Stated task
Sort through the entries below and pull out lines containing the word "type".

Source data:

□ □ □ □

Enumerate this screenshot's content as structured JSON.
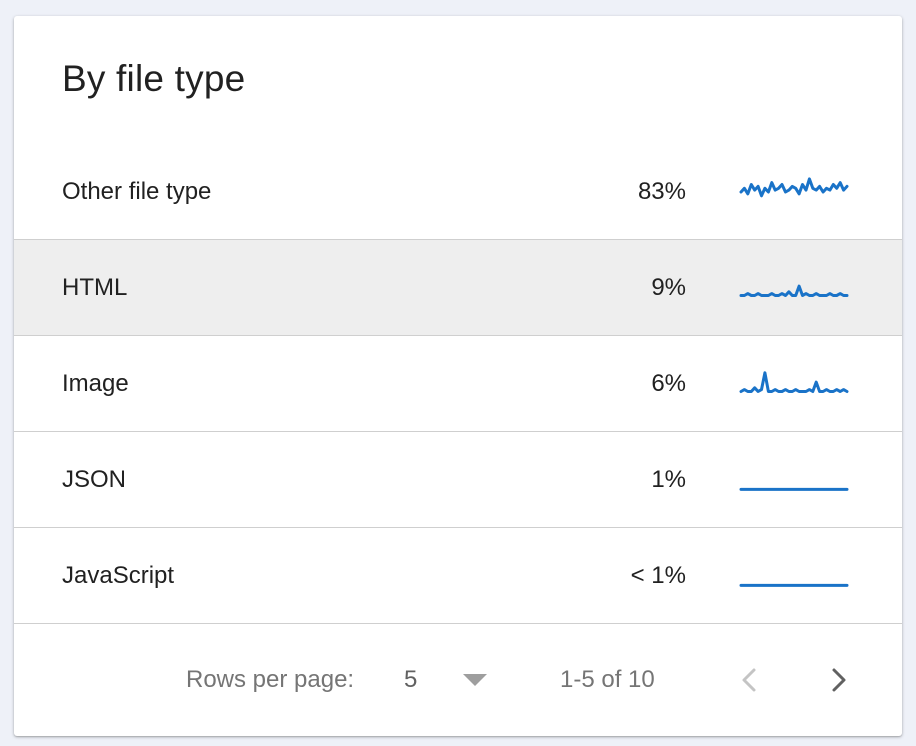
{
  "card": {
    "title": "By file type"
  },
  "rows": [
    {
      "label": "Other file type",
      "percent": "83%",
      "sparkline": [
        8,
        10,
        7,
        12,
        9,
        11,
        6,
        10,
        8,
        13,
        9,
        10,
        12,
        8,
        9,
        11,
        10,
        7,
        12,
        9,
        15,
        10,
        9,
        11,
        8,
        10,
        9,
        12,
        10,
        13,
        9,
        11
      ]
    },
    {
      "label": "HTML",
      "percent": "9%",
      "sparkline": [
        4,
        4,
        5,
        4,
        4,
        5,
        4,
        4,
        4,
        5,
        4,
        4,
        5,
        4,
        6,
        4,
        4,
        9,
        4,
        5,
        4,
        4,
        5,
        4,
        4,
        4,
        5,
        4,
        4,
        5,
        4,
        4
      ]
    },
    {
      "label": "Image",
      "percent": "6%",
      "sparkline": [
        4,
        5,
        4,
        4,
        6,
        4,
        5,
        14,
        4,
        4,
        5,
        4,
        4,
        5,
        4,
        4,
        5,
        4,
        4,
        4,
        5,
        4,
        9,
        4,
        4,
        5,
        4,
        4,
        5,
        4,
        5,
        4
      ]
    },
    {
      "label": "JSON",
      "percent": "1%",
      "sparkline": [
        3,
        3,
        3,
        3,
        3,
        3,
        3,
        3,
        3,
        3,
        3,
        3,
        3,
        3,
        3,
        3,
        3,
        3,
        3,
        3,
        3,
        3,
        3,
        3,
        3,
        3,
        3,
        3,
        3,
        3,
        3,
        3
      ]
    },
    {
      "label": "JavaScript",
      "percent": "< 1%",
      "sparkline": [
        3,
        3,
        3,
        3,
        3,
        3,
        3,
        3,
        3,
        3,
        3,
        3,
        3,
        3,
        3,
        3,
        3,
        3,
        3,
        3,
        3,
        3,
        3,
        3,
        3,
        3,
        3,
        3,
        3,
        3,
        3,
        3
      ]
    }
  ],
  "pagination": {
    "rows_per_page_label": "Rows per page:",
    "rows_per_page_value": "5",
    "range_text": "1-5 of 10",
    "prev_icon": "chevron-left-icon",
    "next_icon": "chevron-right-icon"
  },
  "colors": {
    "sparkline": "#1a73c8",
    "hover_row": "#eeeeee",
    "page_background": "#eef1f8"
  }
}
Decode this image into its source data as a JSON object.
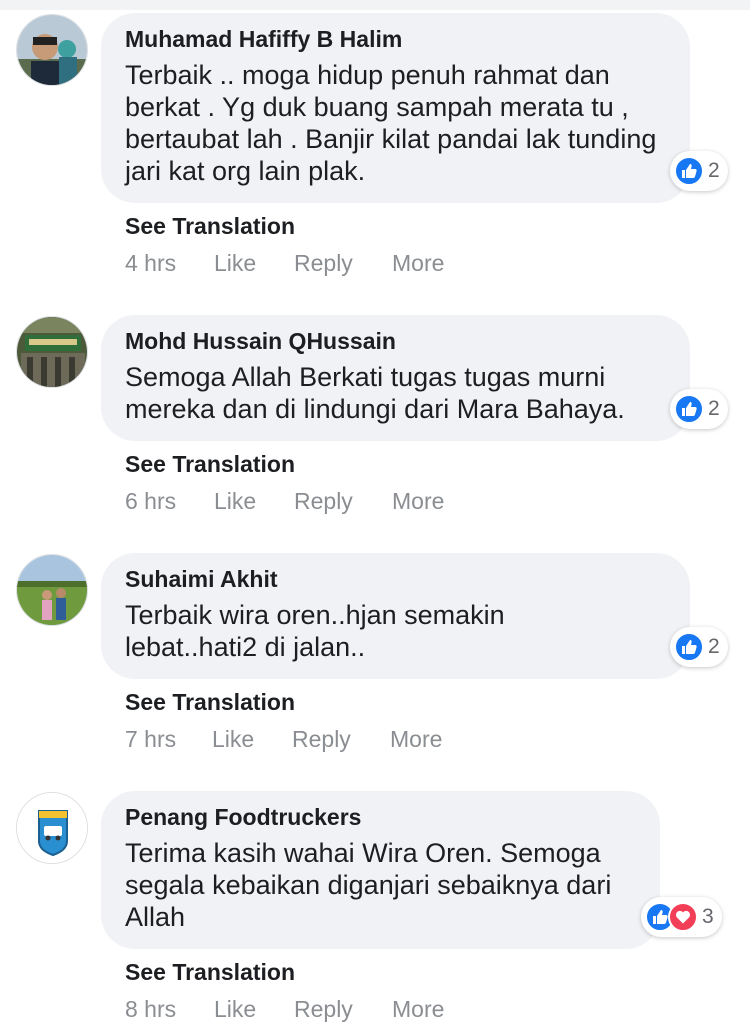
{
  "comments": [
    {
      "author": "Muhamad Hafiffy B Halim",
      "text": "Terbaik .. moga hidup penuh rahmat dan berkat . Yg duk buang sampah merata tu , bertaubat lah . Banjir kilat pandai lak tunding jari kat org lain plak.",
      "reaction_count": "2",
      "reactions": [
        "like"
      ],
      "see_translation": "See Translation",
      "time": "4 hrs",
      "like": "Like",
      "reply": "Reply",
      "more": "More"
    },
    {
      "author": "Mohd Hussain QHussain",
      "text": "Semoga Allah Berkati tugas tugas murni mereka dan di lindungi dari Mara Bahaya.",
      "reaction_count": "2",
      "reactions": [
        "like"
      ],
      "see_translation": "See Translation",
      "time": "6 hrs",
      "like": "Like",
      "reply": "Reply",
      "more": "More"
    },
    {
      "author": "Suhaimi Akhit",
      "text": "Terbaik wira oren..hjan semakin lebat..hati2 di jalan..",
      "reaction_count": "2",
      "reactions": [
        "like"
      ],
      "see_translation": "See Translation",
      "time": "7 hrs",
      "like": "Like",
      "reply": "Reply",
      "more": "More"
    },
    {
      "author": "Penang Foodtruckers",
      "text": "Terima kasih wahai Wira Oren. Semoga segala kebaikan diganjari sebaiknya dari Allah",
      "reaction_count": "3",
      "reactions": [
        "like",
        "love"
      ],
      "see_translation": "See Translation",
      "time": "8 hrs",
      "like": "Like",
      "reply": "Reply",
      "more": "More"
    }
  ],
  "colors": {
    "bubble": "#f0f2f5",
    "like": "#1877f2",
    "love": "#f33e58",
    "meta": "#8a8d91"
  }
}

□ □ □ □

Task solution
    "title": "By file type"
      "label": "Other file type",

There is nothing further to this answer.